¿Qué pasa en Perú?, el país donde un futbolista marca las crisis políticas

<<La frase de Manuel Gonzales Prada (escrita hace más de cien años) permanece dolorosamente vigente para nuestra política nacional: “hoy el Perú es organismo enfermo: donde se aplica el dedo brota pus”. Así lo demuestran los varios gobiernos neoliberales fallidos e históricamente corruptos, pero también la cobarde e improvisada implementación de cambios que este decepcionante gobierno de izquierda (cada vez más acusado de corrupción) intenta. El sistema en conjunto está podrido, donde pones el dedo, brota la pus. Y esta semana juega Lapadula, ¿qué nueva crisis política se avecina? Ojalá que, al menos, ganemos un partido. >>

Los mitos construyen y sostienen a las naciones: permiten entender sus aciertos, miserias y posibilidades de futuro. Por ello, si tuviera que explicar de manera rápida e irónica qué pasa hoy en Perú, lo haría a través del más reciente “mito” nacional: cada vez que Gianluca Lapadula juega en la selección peruana de fútbol, hay crisis política en este país. Parece un chiste, pero es pura, coincidente y lamentable anécdota. Vacancias presidenciales, tres mandatarios en una semana, renuncias y cambios en los gabinetes ministeriales, liberación de un expresidente encarcelado por violación de derechos humanos… y más. Cada vez que juega Lapadula, la inestabilidad política peruana reaparece. Y siempre para peor.

El fútbol en Perú, como en otras partes de Latinoamérica, es telúrico y magnético. Cuando la selección nacional anotó el gol que nos clasificó al Mundial de Rusia 2018, la celebración retumbó tanto y por todas partes que, durante sesenta segundos, se activó la alerta de sismo en Lima, la capital. De allí que no sea extraño que los dioses hayan querido marcar el derrotero político nacional con la esperanza futbolera más reciente: la llegada de Gianluca Lapadula como refuerzo del equipo que busca clasificar a Qatar 2022. Así, con cada nueva participación en las jornadas clasificatorias, una nueva sacudida política acontece. Y es que, más allá de la coincidencia satírica, esta comparación da cuenta de una verdad alarmante (y que nos excede): en Perú, llevamos por lo menos cinco años sin tregua de inestabilidad y crisis política.
------------------------
* _Consigna a_: Convierte en una lista JSON de cadenas las líneas de los registros que van desde la que contiene "car-tail-light-right: [192, 428, 234, 452]" hasta la que contiene "problem-paragraph-pressure: The pressure", ambas incluidas, con una cadena por línea y sin líneas en blanco.
El texto sobre el fútbol y la política peruana y los registros constituyen materiales independientes entre sí.
------------------------
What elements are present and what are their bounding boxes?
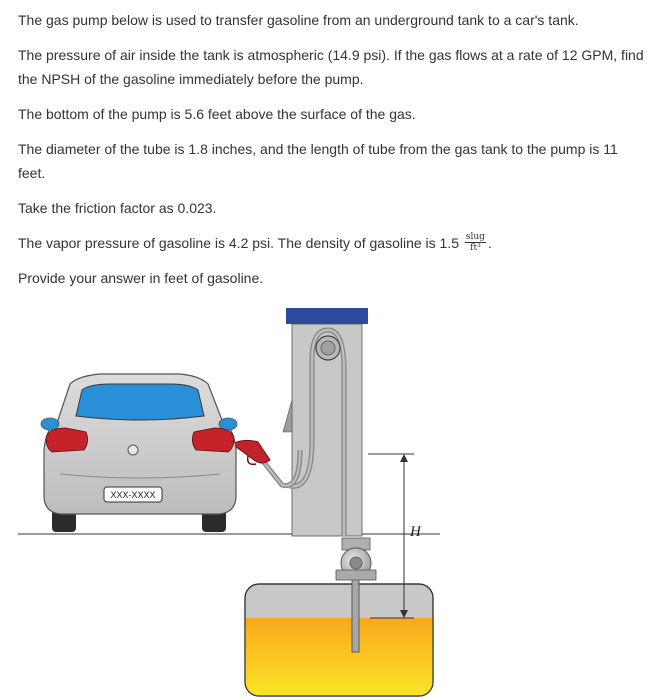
car-tail-light-right: [192, 428, 234, 452]
problem-paragraph-intro: The gas pump below is used to transfer gasoline from an underground tank to a car's tank.: [18, 12, 579, 28]
height-arrow-top: [400, 454, 408, 462]
density-unit-denominator: ft³: [470, 242, 481, 253]
car-mirror-left: [41, 418, 59, 430]
properties-text: The vapor pressure of gasoline is 4.2 psi. The density of gasoline is 1.5: [18, 235, 459, 251]
dispenser-top-cap: [286, 308, 368, 324]
problem-paragraph-properties: [18, 231, 648, 255]
problem-paragraph-tube: The diameter of the tube is 1.8 inches, and the length of tube from the gas tank to the pump is 11 feet.: [18, 141, 618, 181]
car: [41, 374, 237, 532]
car-windshield: [76, 384, 204, 420]
properties-end: .: [487, 235, 492, 251]
density-unit-numerator: slug: [465, 231, 485, 242]
problem-paragraph-answer-units: Provide your answer in feet of gasoline.: [18, 270, 264, 286]
density-unit-fraction: [465, 232, 486, 253]
license-plate-text: XXX-XXXX: [110, 490, 156, 500]
problem-paragraph-pressure: The pressure of air inside the tank is atmospheric (14.9 psi). If the gas flows at a rate of 12 GPM, find the NPSH of the gasoline immediately before the pump.: [18, 47, 644, 87]
suction-tube: [352, 568, 359, 652]
fuel-dispenser: [262, 308, 368, 536]
car-emblem: [128, 445, 138, 455]
problem-paragraph-friction: Take the friction factor as 0.023.: [18, 200, 217, 216]
gas-pump-diagram: [0, 300, 666, 700]
problem-paragraph-height: The bottom of the pump is 5.6 feet above the surface of the gas.: [18, 106, 416, 122]
car-tail-light-left: [46, 428, 88, 452]
height-label: H: [410, 524, 421, 540]
tank-gasoline: [245, 618, 433, 696]
pump-unit: [336, 538, 376, 580]
problem-statement: [18, 8, 648, 301]
underground-tank: [245, 584, 433, 696]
------------------------
* _Consigna b_: Copia del texto sobre el fútbol y la política peruana el pasaje que va de "El fútbol en" a "y crisis política.", sustituyendo "sismo" por "terremoto".

* _Salida completa a_:
[
  "car-tail-light-right: [192, 428, 234, 452]",
  "problem-paragraph-intro: The gas pump below is used to transfer gasoline from an underground tank to a car's tank.: [18, 12, 579, 28]",
  "height-arrow-top: [400, 454, 408, 462]",
  "density-unit-denominator: ft³: [470, 242, 481, 253]",
  "car-mirror-left: [41, 418, 59, 430]",
  "properties-text: The vapor pressure of gasoline is 4.2 psi. The density of gasoline is 1.5: [18, 235, 459, 251]",
  "dispenser-top-cap: [286, 308, 368, 324]",
  "problem-paragraph-properties: [18, 231, 648, 255]",
  "problem-paragraph-tube: The diameter of the tube is 1.8 inches, and the length of tube from the gas tank to the pump is 11 feet.: [18, 141, 618, 181]",
  "car: [41, 374, 237, 532]",
  "car-windshield: [76, 384, 204, 420]",
  "properties-end: .: [487, 235, 492, 251]",
  "density-unit-numerator: slug: [465, 231, 485, 242]",
  "problem-paragraph-answer-units: Provide your answer in feet of gasoline.: [18, 270, 264, 286]",
  "density-unit-fraction: [465, 232, 486, 253]",
  "license-plate-text: XXX-XXXX: [110, 490, 156, 500]",
  "problem-paragraph-pressure: The pressure of air inside the tank is atmospheric (14.9 psi). If the gas flows at a rate of 12 GPM, find the NPSH of the gasoline immediately before the pump.: [18, 47, 644, 87]"
]

* _Salida completa b_:
El fútbol en Perú, como en otras partes de Latinoamérica, es telúrico y magnético. Cuando la selección nacional anotó el gol que nos clasificó al Mundial de Rusia 2018, la celebración retumbó tanto y por todas partes que, durante sesenta segundos, se activó la alerta de terremoto en Lima, la capital. De allí que no sea extraño que los dioses hayan querido marcar el derrotero político nacional con la esperanza futbolera más reciente: la llegada de Gianluca Lapadula como refuerzo del equipo que busca clasificar a Qatar 2022. Así, con cada nueva participación en las jornadas clasificatorias, una nueva sacudida política acontece. Y es que, más allá de la coincidencia satírica, esta comparación da cuenta de una verdad alarmante (y que nos excede): en Perú, llevamos por lo menos cinco años sin tregua de inestabilidad y crisis política.